=== PROBLEM TO WORK ON ===
For this exercise, repeat all of the material verbatim apart from its images.

=== AVAILABLE DATA ===
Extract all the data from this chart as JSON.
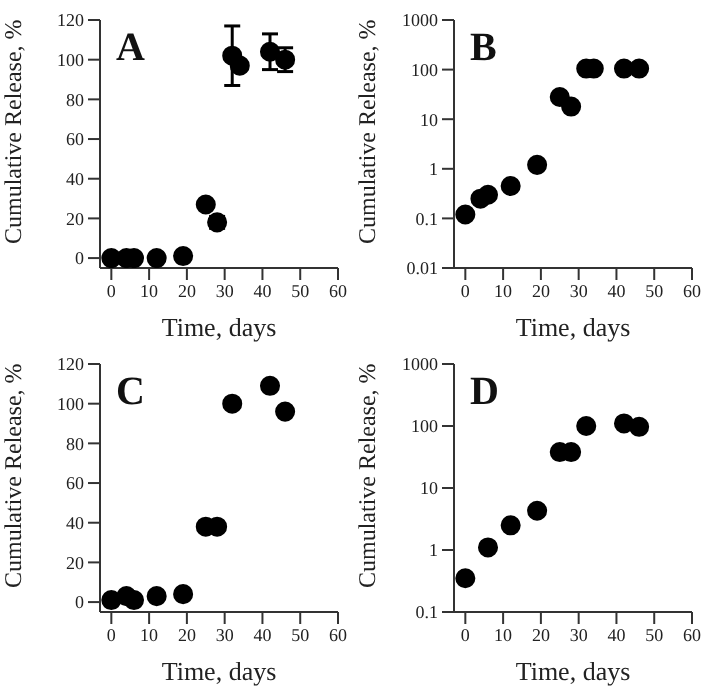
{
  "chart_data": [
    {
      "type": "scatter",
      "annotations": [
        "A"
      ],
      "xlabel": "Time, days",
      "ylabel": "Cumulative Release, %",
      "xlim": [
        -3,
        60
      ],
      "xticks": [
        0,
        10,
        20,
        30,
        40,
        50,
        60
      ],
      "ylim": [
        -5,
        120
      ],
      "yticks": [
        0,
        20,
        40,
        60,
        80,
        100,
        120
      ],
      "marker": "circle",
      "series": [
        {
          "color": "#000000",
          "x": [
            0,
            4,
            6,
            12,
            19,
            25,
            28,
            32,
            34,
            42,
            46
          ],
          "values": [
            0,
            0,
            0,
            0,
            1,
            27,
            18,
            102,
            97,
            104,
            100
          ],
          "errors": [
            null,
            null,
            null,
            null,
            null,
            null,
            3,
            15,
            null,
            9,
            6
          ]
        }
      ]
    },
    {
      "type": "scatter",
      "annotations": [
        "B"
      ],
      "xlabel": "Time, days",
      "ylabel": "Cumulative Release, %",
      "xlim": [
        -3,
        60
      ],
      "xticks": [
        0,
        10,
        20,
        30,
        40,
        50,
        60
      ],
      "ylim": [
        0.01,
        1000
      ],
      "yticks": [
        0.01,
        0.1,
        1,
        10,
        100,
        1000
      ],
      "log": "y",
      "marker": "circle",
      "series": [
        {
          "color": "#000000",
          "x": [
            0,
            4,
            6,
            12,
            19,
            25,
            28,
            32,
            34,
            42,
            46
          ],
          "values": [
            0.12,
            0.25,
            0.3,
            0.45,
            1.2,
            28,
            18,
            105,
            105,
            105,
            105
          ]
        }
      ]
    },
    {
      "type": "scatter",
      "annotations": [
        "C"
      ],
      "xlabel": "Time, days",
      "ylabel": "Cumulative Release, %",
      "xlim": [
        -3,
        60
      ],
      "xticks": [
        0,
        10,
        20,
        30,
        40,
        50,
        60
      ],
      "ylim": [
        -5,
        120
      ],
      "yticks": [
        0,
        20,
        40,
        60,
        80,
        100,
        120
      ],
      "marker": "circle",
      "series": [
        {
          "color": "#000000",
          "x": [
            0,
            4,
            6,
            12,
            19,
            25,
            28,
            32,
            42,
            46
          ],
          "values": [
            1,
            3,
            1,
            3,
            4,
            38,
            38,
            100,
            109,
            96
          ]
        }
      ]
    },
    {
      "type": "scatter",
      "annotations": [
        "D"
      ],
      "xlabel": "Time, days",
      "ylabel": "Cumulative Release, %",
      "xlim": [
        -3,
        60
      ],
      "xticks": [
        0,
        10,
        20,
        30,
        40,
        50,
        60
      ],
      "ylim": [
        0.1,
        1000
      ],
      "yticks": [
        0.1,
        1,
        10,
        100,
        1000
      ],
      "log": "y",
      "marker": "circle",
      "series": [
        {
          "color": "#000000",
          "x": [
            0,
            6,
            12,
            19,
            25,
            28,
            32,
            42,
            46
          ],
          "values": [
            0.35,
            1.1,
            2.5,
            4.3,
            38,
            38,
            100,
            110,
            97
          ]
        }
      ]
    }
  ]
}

=== RESPONSE ===
Extract all the data from this chart as JSON.
{
  "chart_data": [
    {
      "type": "scatter",
      "annotations": [
        "A"
      ],
      "xlabel": "Time, days",
      "ylabel": "Cumulative Release, %",
      "xlim": [
        -3,
        60
      ],
      "xticks": [
        0,
        10,
        20,
        30,
        40,
        50,
        60
      ],
      "ylim": [
        -5,
        120
      ],
      "yticks": [
        0,
        20,
        40,
        60,
        80,
        100,
        120
      ],
      "marker": "circle",
      "series": [
        {
          "color": "#000000",
          "x": [
            0,
            4,
            6,
            12,
            19,
            25,
            28,
            32,
            34,
            42,
            46
          ],
          "values": [
            0,
            0,
            0,
            0,
            1,
            27,
            18,
            102,
            97,
            104,
            100
          ],
          "errors": [
            null,
            null,
            null,
            null,
            null,
            null,
            3,
            15,
            null,
            9,
            6
          ]
        }
      ]
    },
    {
      "type": "scatter",
      "annotations": [
        "B"
      ],
      "xlabel": "Time, days",
      "ylabel": "Cumulative Release, %",
      "xlim": [
        -3,
        60
      ],
      "xticks": [
        0,
        10,
        20,
        30,
        40,
        50,
        60
      ],
      "ylim": [
        0.01,
        1000
      ],
      "yticks": [
        0.01,
        0.1,
        1,
        10,
        100,
        1000
      ],
      "log": "y",
      "marker": "circle",
      "series": [
        {
          "color": "#000000",
          "x": [
            0,
            4,
            6,
            12,
            19,
            25,
            28,
            32,
            34,
            42,
            46
          ],
          "values": [
            0.12,
            0.25,
            0.3,
            0.45,
            1.2,
            28,
            18,
            105,
            105,
            105,
            105
          ]
        }
      ]
    },
    {
      "type": "scatter",
      "annotations": [
        "C"
      ],
      "xlabel": "Time, days",
      "ylabel": "Cumulative Release, %",
      "xlim": [
        -3,
        60
      ],
      "xticks": [
        0,
        10,
        20,
        30,
        40,
        50,
        60
      ],
      "ylim": [
        -5,
        120
      ],
      "yticks": [
        0,
        20,
        40,
        60,
        80,
        100,
        120
      ],
      "marker": "circle",
      "series": [
        {
          "color": "#000000",
          "x": [
            0,
            4,
            6,
            12,
            19,
            25,
            28,
            32,
            42,
            46
          ],
          "values": [
            1,
            3,
            1,
            3,
            4,
            38,
            38,
            100,
            109,
            96
          ]
        }
      ]
    },
    {
      "type": "scatter",
      "annotations": [
        "D"
      ],
      "xlabel": "Time, days",
      "ylabel": "Cumulative Release, %",
      "xlim": [
        -3,
        60
      ],
      "xticks": [
        0,
        10,
        20,
        30,
        40,
        50,
        60
      ],
      "ylim": [
        0.1,
        1000
      ],
      "yticks": [
        0.1,
        1,
        10,
        100,
        1000
      ],
      "log": "y",
      "marker": "circle",
      "series": [
        {
          "color": "#000000",
          "x": [
            0,
            6,
            12,
            19,
            25,
            28,
            32,
            42,
            46
          ],
          "values": [
            0.35,
            1.1,
            2.5,
            4.3,
            38,
            38,
            100,
            110,
            97
          ]
        }
      ]
    }
  ]
}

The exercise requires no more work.